***** DATA RECORDS *****

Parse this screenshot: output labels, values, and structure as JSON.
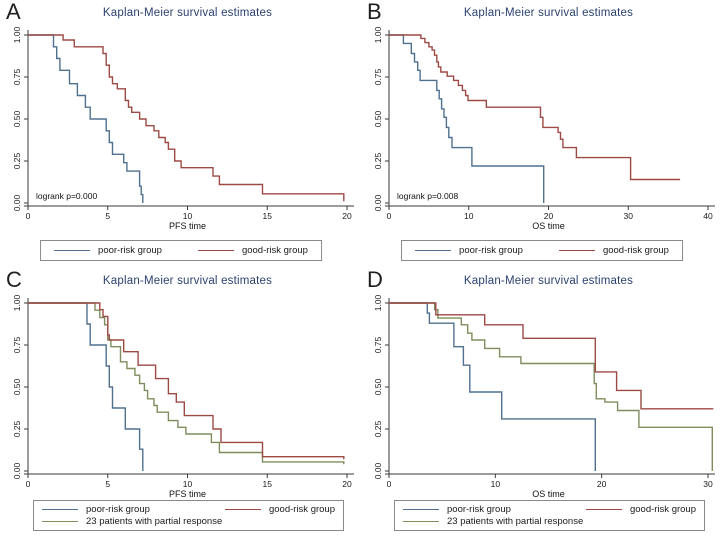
{
  "figure": {
    "background": "#ffffff"
  },
  "colors": {
    "poor": "#4f718f",
    "good": "#9d4a45",
    "partial": "#7f8d5c",
    "title": "#2b4170",
    "axis": "#3a3a3a",
    "text": "#1a1a1a",
    "legend_border": "#8a8a8a"
  },
  "chart_data": [
    {
      "panel": "A",
      "type": "line",
      "step": true,
      "title": "Kaplan-Meier survival estimates",
      "xlabel": "PFS time",
      "ylabel": "",
      "annotation": "logrank p=0.000",
      "xlim": [
        0,
        20
      ],
      "ylim": [
        0,
        1
      ],
      "x_ticks": [
        0,
        5,
        10,
        15,
        20
      ],
      "y_ticks": [
        0,
        0.25,
        0.5,
        0.75,
        1
      ],
      "y_tick_labels": [
        "0.00",
        "0.25",
        "0.50",
        "0.75",
        "1.00"
      ],
      "grid": false,
      "legend_position": "bottom",
      "legend_rows": [
        [
          0,
          1
        ]
      ],
      "series": [
        {
          "key": "poor",
          "name": "poor-risk group",
          "points": [
            [
              0,
              1
            ],
            [
              1.6,
              0.93
            ],
            [
              1.8,
              0.86
            ],
            [
              2.0,
              0.79
            ],
            [
              2.6,
              0.71
            ],
            [
              3.1,
              0.64
            ],
            [
              3.6,
              0.57
            ],
            [
              3.9,
              0.5
            ],
            [
              4.9,
              0.43
            ],
            [
              5.1,
              0.36
            ],
            [
              5.3,
              0.29
            ],
            [
              6.0,
              0.24
            ],
            [
              6.2,
              0.19
            ],
            [
              7.0,
              0.1
            ],
            [
              7.1,
              0.05
            ],
            [
              7.2,
              0
            ]
          ]
        },
        {
          "key": "good",
          "name": "good-risk group",
          "points": [
            [
              0,
              1
            ],
            [
              2.2,
              0.97
            ],
            [
              2.9,
              0.93
            ],
            [
              4.7,
              0.89
            ],
            [
              4.9,
              0.82
            ],
            [
              5.1,
              0.75
            ],
            [
              5.3,
              0.71
            ],
            [
              5.6,
              0.68
            ],
            [
              6.1,
              0.61
            ],
            [
              6.3,
              0.57
            ],
            [
              6.5,
              0.54
            ],
            [
              7.0,
              0.5
            ],
            [
              7.4,
              0.46
            ],
            [
              7.9,
              0.43
            ],
            [
              8.2,
              0.39
            ],
            [
              8.6,
              0.36
            ],
            [
              8.8,
              0.32
            ],
            [
              9.2,
              0.25
            ],
            [
              9.6,
              0.21
            ],
            [
              11.6,
              0.16
            ],
            [
              12.0,
              0.11
            ],
            [
              14.7,
              0.055
            ],
            [
              19.8,
              0.01
            ]
          ]
        }
      ]
    },
    {
      "panel": "B",
      "type": "line",
      "step": true,
      "title": "Kaplan-Meier survival estimates",
      "xlabel": "OS time",
      "ylabel": "",
      "annotation": "logrank p=0.008",
      "xlim": [
        0,
        40
      ],
      "ylim": [
        0,
        1
      ],
      "x_ticks": [
        0,
        10,
        20,
        30,
        40
      ],
      "y_ticks": [
        0,
        0.25,
        0.5,
        0.75,
        1
      ],
      "y_tick_labels": [
        "0.00",
        "0.25",
        "0.50",
        "0.75",
        "1.00"
      ],
      "grid": false,
      "legend_position": "bottom",
      "legend_rows": [
        [
          0,
          1
        ]
      ],
      "series": [
        {
          "key": "poor",
          "name": "poor-risk group",
          "points": [
            [
              0,
              1
            ],
            [
              1.8,
              0.95
            ],
            [
              2.8,
              0.89
            ],
            [
              3.2,
              0.84
            ],
            [
              3.6,
              0.79
            ],
            [
              3.9,
              0.73
            ],
            [
              6.0,
              0.67
            ],
            [
              6.3,
              0.62
            ],
            [
              6.6,
              0.56
            ],
            [
              6.9,
              0.51
            ],
            [
              7.2,
              0.45
            ],
            [
              7.5,
              0.39
            ],
            [
              7.9,
              0.33
            ],
            [
              10.4,
              0.22
            ],
            [
              19.4,
              0
            ]
          ]
        },
        {
          "key": "good",
          "name": "good-risk group",
          "points": [
            [
              0,
              1
            ],
            [
              4.0,
              0.98
            ],
            [
              4.5,
              0.955
            ],
            [
              5.0,
              0.93
            ],
            [
              5.4,
              0.91
            ],
            [
              5.7,
              0.88
            ],
            [
              6.0,
              0.84
            ],
            [
              6.2,
              0.81
            ],
            [
              6.5,
              0.78
            ],
            [
              7.3,
              0.755
            ],
            [
              8.1,
              0.73
            ],
            [
              8.7,
              0.7
            ],
            [
              9.2,
              0.67
            ],
            [
              9.6,
              0.64
            ],
            [
              9.9,
              0.61
            ],
            [
              12.2,
              0.57
            ],
            [
              19.0,
              0.51
            ],
            [
              19.3,
              0.45
            ],
            [
              21.2,
              0.42
            ],
            [
              21.5,
              0.38
            ],
            [
              21.8,
              0.33
            ],
            [
              23.5,
              0.27
            ],
            [
              30.3,
              0.14
            ],
            [
              36.5,
              0.14
            ]
          ]
        }
      ]
    },
    {
      "panel": "C",
      "type": "line",
      "step": true,
      "title": "Kaplan-Meier survival estimates",
      "xlabel": "PFS time",
      "ylabel": "",
      "xlim": [
        0,
        20
      ],
      "ylim": [
        0,
        1
      ],
      "x_ticks": [
        0,
        5,
        10,
        15,
        20
      ],
      "y_ticks": [
        0,
        0.25,
        0.5,
        0.75,
        1
      ],
      "y_tick_labels": [
        "0.00",
        "0.25",
        "0.50",
        "0.75",
        "1.00"
      ],
      "grid": false,
      "legend_position": "bottom",
      "legend_rows": [
        [
          0,
          2
        ],
        [
          1
        ]
      ],
      "series": [
        {
          "key": "poor",
          "name": "poor-risk group",
          "points": [
            [
              0,
              1
            ],
            [
              3.7,
              0.875
            ],
            [
              3.9,
              0.75
            ],
            [
              4.9,
              0.625
            ],
            [
              5.1,
              0.5
            ],
            [
              5.3,
              0.375
            ],
            [
              6.1,
              0.25
            ],
            [
              7.0,
              0.13
            ],
            [
              7.2,
              0
            ]
          ]
        },
        {
          "key": "partial",
          "name": "23 patients with partial response",
          "points": [
            [
              0,
              1
            ],
            [
              4.2,
              0.957
            ],
            [
              4.5,
              0.913
            ],
            [
              4.8,
              0.87
            ],
            [
              5.0,
              0.78
            ],
            [
              5.2,
              0.74
            ],
            [
              5.8,
              0.65
            ],
            [
              6.2,
              0.61
            ],
            [
              6.7,
              0.57
            ],
            [
              7.0,
              0.52
            ],
            [
              7.3,
              0.48
            ],
            [
              7.5,
              0.43
            ],
            [
              7.9,
              0.39
            ],
            [
              8.1,
              0.35
            ],
            [
              8.8,
              0.3
            ],
            [
              9.4,
              0.26
            ],
            [
              9.9,
              0.22
            ],
            [
              11.5,
              0.17
            ],
            [
              12.0,
              0.11
            ],
            [
              14.7,
              0.054
            ],
            [
              19.8,
              0.04
            ]
          ]
        },
        {
          "key": "good",
          "name": "good-risk group",
          "points": [
            [
              0,
              1
            ],
            [
              4.5,
              0.96
            ],
            [
              4.7,
              0.92
            ],
            [
              5.0,
              0.81
            ],
            [
              5.1,
              0.78
            ],
            [
              6.0,
              0.71
            ],
            [
              6.9,
              0.63
            ],
            [
              8.0,
              0.55
            ],
            [
              8.8,
              0.46
            ],
            [
              9.3,
              0.41
            ],
            [
              9.8,
              0.33
            ],
            [
              11.6,
              0.25
            ],
            [
              12.1,
              0.17
            ],
            [
              14.7,
              0.085
            ],
            [
              19.8,
              0.07
            ]
          ]
        }
      ]
    },
    {
      "panel": "D",
      "type": "line",
      "step": true,
      "title": "Kaplan-Meier survival estimates",
      "xlabel": "OS time",
      "ylabel": "",
      "xlim": [
        0,
        30
      ],
      "ylim": [
        0,
        1
      ],
      "x_ticks": [
        0,
        10,
        20,
        30
      ],
      "y_ticks": [
        0,
        0.25,
        0.5,
        0.75,
        1
      ],
      "y_tick_labels": [
        "0.00",
        "0.25",
        "0.50",
        "0.75",
        "1.00"
      ],
      "grid": false,
      "legend_position": "bottom",
      "legend_rows": [
        [
          0,
          2
        ],
        [
          1
        ]
      ],
      "series": [
        {
          "key": "poor",
          "name": "poor-risk group",
          "points": [
            [
              0,
              1
            ],
            [
              3.6,
              0.94
            ],
            [
              3.8,
              0.88
            ],
            [
              6.1,
              0.74
            ],
            [
              7.0,
              0.63
            ],
            [
              7.6,
              0.47
            ],
            [
              10.6,
              0.31
            ],
            [
              19.4,
              0
            ]
          ]
        },
        {
          "key": "partial",
          "name": "23 patients with partial response",
          "points": [
            [
              0,
              1
            ],
            [
              4.3,
              0.96
            ],
            [
              4.6,
              0.91
            ],
            [
              6.8,
              0.87
            ],
            [
              7.4,
              0.82
            ],
            [
              7.8,
              0.78
            ],
            [
              9.0,
              0.73
            ],
            [
              10.4,
              0.68
            ],
            [
              12.4,
              0.64
            ],
            [
              19.3,
              0.52
            ],
            [
              19.5,
              0.43
            ],
            [
              20.3,
              0.41
            ],
            [
              21.5,
              0.36
            ],
            [
              23.5,
              0.26
            ],
            [
              30.4,
              0
            ]
          ]
        },
        {
          "key": "good",
          "name": "good-risk group",
          "points": [
            [
              0,
              1
            ],
            [
              4.4,
              0.93
            ],
            [
              9.0,
              0.87
            ],
            [
              12.6,
              0.79
            ],
            [
              19.4,
              0.59
            ],
            [
              21.4,
              0.48
            ],
            [
              23.7,
              0.37
            ],
            [
              30.5,
              0.37
            ]
          ]
        }
      ]
    }
  ]
}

*****

### REQUIREMENT
Out of the preceding entries, pull every line containing the string "annotation".

### RESPONSE BOX
      "annotation": "logrank p=0.000",
      "annotation": "logrank p=0.008",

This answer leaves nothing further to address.